[Opening DATA FOR THIS EXERCISE section]

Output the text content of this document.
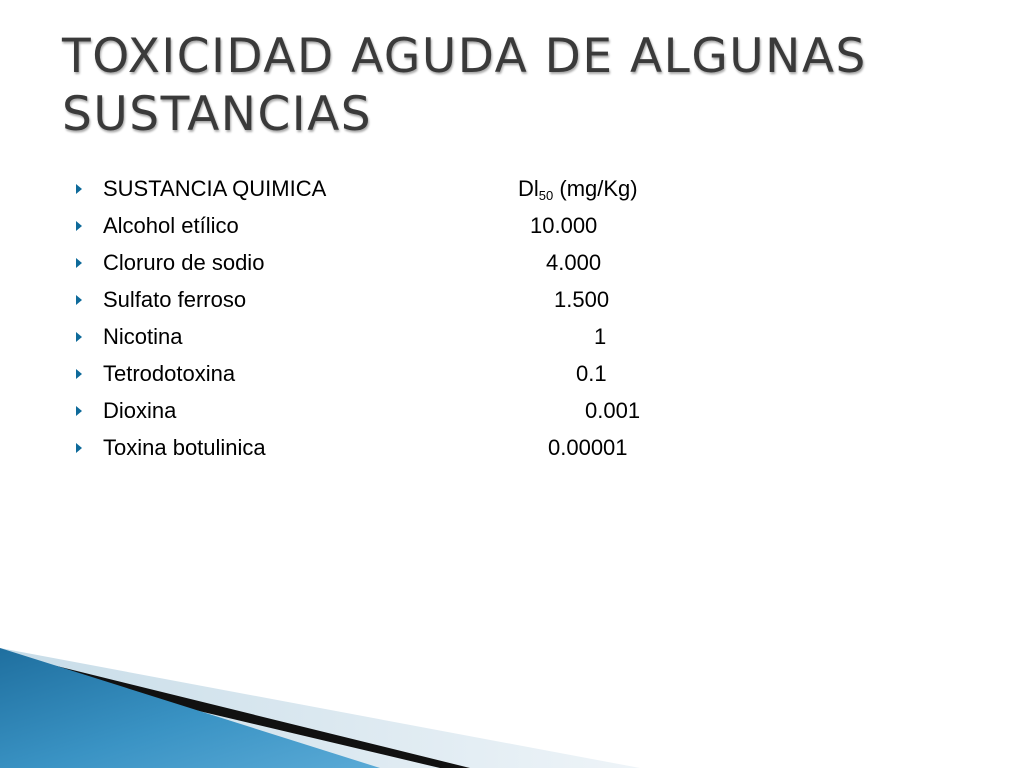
TOXICIDAD AGUDA DE ALGUNAS SUSTANCIAS
SUSTANCIA QUIMICA	$Dl_{50}$ (mg/Kg)
Alcohol etílico	10.000
Cloruro de sodio	4.000
Sulfato ferroso	1.500
Nicotina	1
Tetrodotoxina	0.1
Dioxina	0.001
Toxina botulinica	0.00001
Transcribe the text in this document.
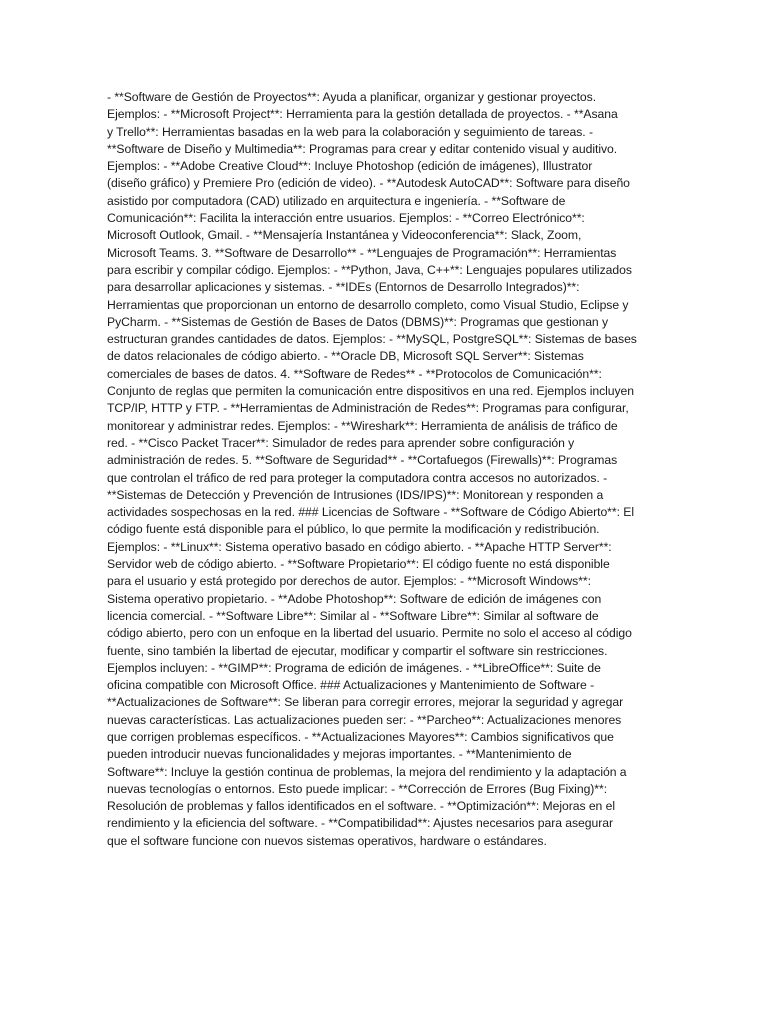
- **Software de Gestión de Proyectos**: Ayuda a planificar, organizar y gestionar proyectos.
Ejemplos: - **Microsoft Project**: Herramienta para la gestión detallada de proyectos. - **Asana
y Trello**: Herramientas basadas en la web para la colaboración y seguimiento de tareas. -
**Software de Diseño y Multimedia**: Programas para crear y editar contenido visual y auditivo.
Ejemplos: - **Adobe Creative Cloud**: Incluye Photoshop (edición de imágenes), Illustrator
(diseño gráfico) y Premiere Pro (edición de video). - **Autodesk AutoCAD**: Software para diseño
asistido por computadora (CAD) utilizado en arquitectura e ingeniería. - **Software de
Comunicación**: Facilita la interacción entre usuarios. Ejemplos: - **Correo Electrónico**:
Microsoft Outlook, Gmail. - **Mensajería Instantánea y Videoconferencia**: Slack, Zoom,
Microsoft Teams. 3. **Software de Desarrollo** - **Lenguajes de Programación**: Herramientas
para escribir y compilar código. Ejemplos: - **Python, Java, C++**: Lenguajes populares utilizados
para desarrollar aplicaciones y sistemas. - **IDEs (Entornos de Desarrollo Integrados)**:
Herramientas que proporcionan un entorno de desarrollo completo, como Visual Studio, Eclipse y
PyCharm. - **Sistemas de Gestión de Bases de Datos (DBMS)**: Programas que gestionan y
estructuran grandes cantidades de datos. Ejemplos: - **MySQL, PostgreSQL**: Sistemas de bases
de datos relacionales de código abierto. - **Oracle DB, Microsoft SQL Server**: Sistemas
comerciales de bases de datos. 4. **Software de Redes** - **Protocolos de Comunicación**:
Conjunto de reglas que permiten la comunicación entre dispositivos en una red. Ejemplos incluyen
TCP/IP, HTTP y FTP. - **Herramientas de Administración de Redes**: Programas para configurar,
monitorear y administrar redes. Ejemplos: - **Wireshark**: Herramienta de análisis de tráfico de
red. - **Cisco Packet Tracer**: Simulador de redes para aprender sobre configuración y
administración de redes. 5. **Software de Seguridad** - **Cortafuegos (Firewalls)**: Programas
que controlan el tráfico de red para proteger la computadora contra accesos no autorizados. -
**Sistemas de Detección y Prevención de Intrusiones (IDS/IPS)**: Monitorean y responden a
actividades sospechosas en la red. ### Licencias de Software - **Software de Código Abierto**: El
código fuente está disponible para el público, lo que permite la modificación y redistribución.
Ejemplos: - **Linux**: Sistema operativo basado en código abierto. - **Apache HTTP Server**:
Servidor web de código abierto. - **Software Propietario**: El código fuente no está disponible
para el usuario y está protegido por derechos de autor. Ejemplos: - **Microsoft Windows**:
Sistema operativo propietario. - **Adobe Photoshop**: Software de edición de imágenes con
licencia comercial. - **Software Libre**: Similar al - **Software Libre**: Similar al software de
código abierto, pero con un enfoque en la libertad del usuario. Permite no solo el acceso al código
fuente, sino también la libertad de ejecutar, modificar y compartir el software sin restricciones.
Ejemplos incluyen: - **GIMP**: Programa de edición de imágenes. - **LibreOffice**: Suite de
oficina compatible con Microsoft Office. ### Actualizaciones y Mantenimiento de Software -
**Actualizaciones de Software**: Se liberan para corregir errores, mejorar la seguridad y agregar
nuevas características. Las actualizaciones pueden ser: - **Parcheo**: Actualizaciones menores
que corrigen problemas específicos. - **Actualizaciones Mayores**: Cambios significativos que
pueden introducir nuevas funcionalidades y mejoras importantes. - **Mantenimiento de
Software**: Incluye la gestión continua de problemas, la mejora del rendimiento y la adaptación a
nuevas tecnologías o entornos. Esto puede implicar: - **Corrección de Errores (Bug Fixing)**:
Resolución de problemas y fallos identificados en el software. - **Optimización**: Mejoras en el
rendimiento y la eficiencia del software. - **Compatibilidad**: Ajustes necesarios para asegurar
que el software funcione con nuevos sistemas operativos, hardware o estándares.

[Closing DATA FOR THIS EXERCISE section]

Tally the lines of the material that include "edición". Only the total should be given.

■ SOLUTION TO THE EXERCISE:
4